_CHALLENGE_
Which lines below hold the word "Outgrow"? Report each one.

[Entries taken from a collection]
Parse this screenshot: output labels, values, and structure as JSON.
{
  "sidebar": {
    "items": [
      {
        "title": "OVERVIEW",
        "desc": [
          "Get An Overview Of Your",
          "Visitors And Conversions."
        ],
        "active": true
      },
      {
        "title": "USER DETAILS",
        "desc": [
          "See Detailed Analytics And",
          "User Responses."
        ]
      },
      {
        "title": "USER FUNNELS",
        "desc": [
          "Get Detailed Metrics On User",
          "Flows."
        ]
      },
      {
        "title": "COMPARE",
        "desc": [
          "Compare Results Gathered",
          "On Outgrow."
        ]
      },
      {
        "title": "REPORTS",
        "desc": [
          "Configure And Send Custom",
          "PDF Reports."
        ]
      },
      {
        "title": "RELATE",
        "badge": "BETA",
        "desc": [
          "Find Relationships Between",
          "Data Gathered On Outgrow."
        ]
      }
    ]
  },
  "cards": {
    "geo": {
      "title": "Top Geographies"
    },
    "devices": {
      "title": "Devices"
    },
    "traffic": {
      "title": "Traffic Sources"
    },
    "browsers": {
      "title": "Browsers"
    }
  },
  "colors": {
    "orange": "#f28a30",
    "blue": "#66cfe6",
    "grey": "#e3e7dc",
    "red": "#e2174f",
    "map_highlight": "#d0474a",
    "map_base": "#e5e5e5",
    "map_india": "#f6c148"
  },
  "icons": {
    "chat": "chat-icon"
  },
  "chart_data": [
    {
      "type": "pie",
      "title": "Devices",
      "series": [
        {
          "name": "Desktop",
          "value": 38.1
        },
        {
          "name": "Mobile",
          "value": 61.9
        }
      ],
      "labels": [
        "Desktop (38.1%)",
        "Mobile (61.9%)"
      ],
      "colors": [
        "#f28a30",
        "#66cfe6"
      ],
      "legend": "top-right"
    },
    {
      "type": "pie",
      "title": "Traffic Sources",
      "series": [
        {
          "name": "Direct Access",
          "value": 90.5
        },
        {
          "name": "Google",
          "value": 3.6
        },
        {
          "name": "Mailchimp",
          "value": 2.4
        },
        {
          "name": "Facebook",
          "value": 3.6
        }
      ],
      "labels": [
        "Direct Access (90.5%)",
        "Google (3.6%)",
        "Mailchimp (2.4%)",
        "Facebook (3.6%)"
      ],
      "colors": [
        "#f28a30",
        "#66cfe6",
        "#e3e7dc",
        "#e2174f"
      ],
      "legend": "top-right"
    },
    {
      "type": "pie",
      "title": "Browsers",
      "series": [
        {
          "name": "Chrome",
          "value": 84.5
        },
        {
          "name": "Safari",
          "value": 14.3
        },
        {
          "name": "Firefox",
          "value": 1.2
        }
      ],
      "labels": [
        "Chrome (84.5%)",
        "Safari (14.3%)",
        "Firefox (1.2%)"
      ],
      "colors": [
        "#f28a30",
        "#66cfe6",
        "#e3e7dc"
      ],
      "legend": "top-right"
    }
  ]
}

_WRITTEN SOLUTION_
          "On Outgrow."
          "Data Gathered On Outgrow."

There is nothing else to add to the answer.